The task —
Pick out each line containing the string "субсидии".

Information shown —
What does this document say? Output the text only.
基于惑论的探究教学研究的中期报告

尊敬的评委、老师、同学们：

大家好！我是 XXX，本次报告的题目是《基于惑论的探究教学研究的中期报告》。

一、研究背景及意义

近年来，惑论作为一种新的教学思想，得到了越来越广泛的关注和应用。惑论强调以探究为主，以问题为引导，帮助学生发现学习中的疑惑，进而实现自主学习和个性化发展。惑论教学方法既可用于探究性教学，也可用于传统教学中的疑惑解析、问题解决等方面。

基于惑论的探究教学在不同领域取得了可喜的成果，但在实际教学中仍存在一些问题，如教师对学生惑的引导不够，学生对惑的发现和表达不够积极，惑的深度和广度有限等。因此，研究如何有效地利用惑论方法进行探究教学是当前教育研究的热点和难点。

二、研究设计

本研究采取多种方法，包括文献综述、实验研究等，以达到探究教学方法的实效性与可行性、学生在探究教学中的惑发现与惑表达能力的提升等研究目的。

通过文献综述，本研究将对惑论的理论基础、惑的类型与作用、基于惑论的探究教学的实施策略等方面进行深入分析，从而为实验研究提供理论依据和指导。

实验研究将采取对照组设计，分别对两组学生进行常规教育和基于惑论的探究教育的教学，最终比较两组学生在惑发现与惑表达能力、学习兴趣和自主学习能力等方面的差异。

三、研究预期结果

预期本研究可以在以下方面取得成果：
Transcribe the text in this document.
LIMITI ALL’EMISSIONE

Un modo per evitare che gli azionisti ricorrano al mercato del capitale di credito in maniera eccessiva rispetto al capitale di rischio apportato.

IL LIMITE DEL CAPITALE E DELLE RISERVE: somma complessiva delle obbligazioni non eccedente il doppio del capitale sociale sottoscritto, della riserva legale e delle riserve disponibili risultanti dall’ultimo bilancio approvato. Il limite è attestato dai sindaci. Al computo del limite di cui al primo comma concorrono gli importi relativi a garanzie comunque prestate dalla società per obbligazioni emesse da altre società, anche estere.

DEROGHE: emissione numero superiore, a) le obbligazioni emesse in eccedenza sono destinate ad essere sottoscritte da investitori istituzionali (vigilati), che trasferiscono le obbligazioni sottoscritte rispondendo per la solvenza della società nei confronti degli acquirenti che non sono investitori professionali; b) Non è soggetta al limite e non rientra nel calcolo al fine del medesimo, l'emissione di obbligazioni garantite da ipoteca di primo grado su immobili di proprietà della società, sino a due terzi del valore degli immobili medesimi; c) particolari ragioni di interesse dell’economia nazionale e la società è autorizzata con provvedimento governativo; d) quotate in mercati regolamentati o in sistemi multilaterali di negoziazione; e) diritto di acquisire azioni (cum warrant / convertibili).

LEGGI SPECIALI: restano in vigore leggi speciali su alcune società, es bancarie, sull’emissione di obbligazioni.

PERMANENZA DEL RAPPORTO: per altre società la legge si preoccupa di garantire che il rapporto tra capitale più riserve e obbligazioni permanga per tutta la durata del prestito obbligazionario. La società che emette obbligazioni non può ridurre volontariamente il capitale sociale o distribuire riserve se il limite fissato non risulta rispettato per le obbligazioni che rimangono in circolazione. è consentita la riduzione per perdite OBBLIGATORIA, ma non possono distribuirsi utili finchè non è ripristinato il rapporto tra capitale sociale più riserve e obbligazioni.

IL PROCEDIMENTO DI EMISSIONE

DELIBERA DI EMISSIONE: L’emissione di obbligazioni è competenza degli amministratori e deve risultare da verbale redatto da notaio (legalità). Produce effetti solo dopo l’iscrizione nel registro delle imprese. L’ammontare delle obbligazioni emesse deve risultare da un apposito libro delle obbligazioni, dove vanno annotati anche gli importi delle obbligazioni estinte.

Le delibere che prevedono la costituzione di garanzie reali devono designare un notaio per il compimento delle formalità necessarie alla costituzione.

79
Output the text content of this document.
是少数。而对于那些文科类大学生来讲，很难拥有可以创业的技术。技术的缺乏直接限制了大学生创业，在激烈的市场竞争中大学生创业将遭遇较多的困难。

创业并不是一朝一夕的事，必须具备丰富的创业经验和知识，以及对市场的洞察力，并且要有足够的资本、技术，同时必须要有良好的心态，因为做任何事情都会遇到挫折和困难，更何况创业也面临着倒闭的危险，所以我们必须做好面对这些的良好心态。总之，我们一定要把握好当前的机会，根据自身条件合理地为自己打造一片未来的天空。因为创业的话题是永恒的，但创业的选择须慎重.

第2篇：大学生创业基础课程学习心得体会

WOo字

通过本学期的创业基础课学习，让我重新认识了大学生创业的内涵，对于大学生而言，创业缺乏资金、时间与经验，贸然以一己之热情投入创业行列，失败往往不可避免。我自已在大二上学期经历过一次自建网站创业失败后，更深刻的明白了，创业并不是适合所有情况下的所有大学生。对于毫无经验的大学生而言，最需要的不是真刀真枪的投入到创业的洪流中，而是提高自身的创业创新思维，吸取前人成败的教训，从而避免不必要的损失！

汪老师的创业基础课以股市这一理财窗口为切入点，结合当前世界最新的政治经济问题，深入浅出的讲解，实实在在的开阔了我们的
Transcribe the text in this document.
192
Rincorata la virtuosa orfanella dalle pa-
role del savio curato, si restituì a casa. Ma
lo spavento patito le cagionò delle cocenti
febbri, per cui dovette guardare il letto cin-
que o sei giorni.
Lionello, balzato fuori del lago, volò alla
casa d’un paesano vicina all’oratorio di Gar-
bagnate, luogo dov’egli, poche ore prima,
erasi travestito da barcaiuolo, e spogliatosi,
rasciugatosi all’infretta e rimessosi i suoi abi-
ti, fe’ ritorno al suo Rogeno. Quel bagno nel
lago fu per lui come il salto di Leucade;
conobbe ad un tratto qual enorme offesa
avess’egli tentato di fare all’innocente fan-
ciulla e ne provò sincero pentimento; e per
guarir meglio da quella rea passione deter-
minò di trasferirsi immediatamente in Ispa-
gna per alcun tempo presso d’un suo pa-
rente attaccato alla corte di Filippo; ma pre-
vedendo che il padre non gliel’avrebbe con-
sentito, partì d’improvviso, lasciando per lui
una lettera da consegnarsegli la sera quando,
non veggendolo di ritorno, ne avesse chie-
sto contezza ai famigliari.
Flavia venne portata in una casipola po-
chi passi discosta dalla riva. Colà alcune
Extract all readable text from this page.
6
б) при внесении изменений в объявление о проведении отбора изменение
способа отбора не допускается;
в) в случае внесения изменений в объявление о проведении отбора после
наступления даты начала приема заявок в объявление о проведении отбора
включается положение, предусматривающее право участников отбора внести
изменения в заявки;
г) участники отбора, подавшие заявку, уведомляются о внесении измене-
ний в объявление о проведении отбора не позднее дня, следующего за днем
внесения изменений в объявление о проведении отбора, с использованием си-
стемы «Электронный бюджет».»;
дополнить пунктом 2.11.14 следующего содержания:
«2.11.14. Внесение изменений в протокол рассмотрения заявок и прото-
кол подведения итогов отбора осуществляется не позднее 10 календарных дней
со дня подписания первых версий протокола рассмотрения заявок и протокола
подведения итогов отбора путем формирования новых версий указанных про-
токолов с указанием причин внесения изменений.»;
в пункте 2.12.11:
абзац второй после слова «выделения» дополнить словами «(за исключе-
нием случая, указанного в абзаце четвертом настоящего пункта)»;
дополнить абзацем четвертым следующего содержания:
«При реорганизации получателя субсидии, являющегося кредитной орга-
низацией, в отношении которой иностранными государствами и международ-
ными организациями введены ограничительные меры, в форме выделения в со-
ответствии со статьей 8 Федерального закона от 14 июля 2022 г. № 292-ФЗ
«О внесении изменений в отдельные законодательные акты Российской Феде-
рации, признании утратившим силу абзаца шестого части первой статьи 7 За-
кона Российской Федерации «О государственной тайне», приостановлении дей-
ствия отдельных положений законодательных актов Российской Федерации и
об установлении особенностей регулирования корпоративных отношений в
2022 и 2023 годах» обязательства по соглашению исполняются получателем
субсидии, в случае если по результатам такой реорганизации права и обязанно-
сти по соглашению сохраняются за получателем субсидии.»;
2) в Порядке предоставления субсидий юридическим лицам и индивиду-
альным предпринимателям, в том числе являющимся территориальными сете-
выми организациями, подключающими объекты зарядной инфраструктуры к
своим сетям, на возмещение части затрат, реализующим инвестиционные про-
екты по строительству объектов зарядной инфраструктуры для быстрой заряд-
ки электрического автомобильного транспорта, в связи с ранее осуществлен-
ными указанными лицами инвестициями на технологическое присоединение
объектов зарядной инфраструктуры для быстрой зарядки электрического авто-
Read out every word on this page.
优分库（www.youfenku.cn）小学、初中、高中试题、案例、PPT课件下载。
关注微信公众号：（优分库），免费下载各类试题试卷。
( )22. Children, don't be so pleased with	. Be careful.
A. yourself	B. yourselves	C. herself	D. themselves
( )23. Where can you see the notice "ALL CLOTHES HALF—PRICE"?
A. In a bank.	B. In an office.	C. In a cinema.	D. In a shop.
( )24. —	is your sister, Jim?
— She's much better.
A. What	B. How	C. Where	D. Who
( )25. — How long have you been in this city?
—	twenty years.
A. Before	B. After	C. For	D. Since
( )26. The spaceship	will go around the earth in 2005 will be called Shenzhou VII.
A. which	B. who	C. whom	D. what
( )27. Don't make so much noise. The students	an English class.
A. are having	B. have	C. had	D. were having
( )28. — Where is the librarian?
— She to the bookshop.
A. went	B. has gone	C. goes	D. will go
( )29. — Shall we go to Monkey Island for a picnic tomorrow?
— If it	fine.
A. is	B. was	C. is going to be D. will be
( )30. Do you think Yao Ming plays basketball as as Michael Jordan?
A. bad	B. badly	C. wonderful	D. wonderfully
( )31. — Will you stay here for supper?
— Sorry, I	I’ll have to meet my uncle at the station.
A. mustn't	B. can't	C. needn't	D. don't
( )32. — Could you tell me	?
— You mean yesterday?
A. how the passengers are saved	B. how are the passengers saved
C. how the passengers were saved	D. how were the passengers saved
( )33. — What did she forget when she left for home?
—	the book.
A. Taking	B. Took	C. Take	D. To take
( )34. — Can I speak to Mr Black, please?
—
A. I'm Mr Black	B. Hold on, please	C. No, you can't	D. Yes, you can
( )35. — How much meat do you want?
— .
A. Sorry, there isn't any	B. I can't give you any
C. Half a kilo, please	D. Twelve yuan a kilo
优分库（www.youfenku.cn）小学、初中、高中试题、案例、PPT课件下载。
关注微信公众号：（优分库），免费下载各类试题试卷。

Written answer —
«При реорганизации получателя субсидии, являющегося кредитной орга-
субсидии, в случае если по результатам такой реорганизации права и обязанно-
сти по соглашению сохраняются за получателем субсидии.»;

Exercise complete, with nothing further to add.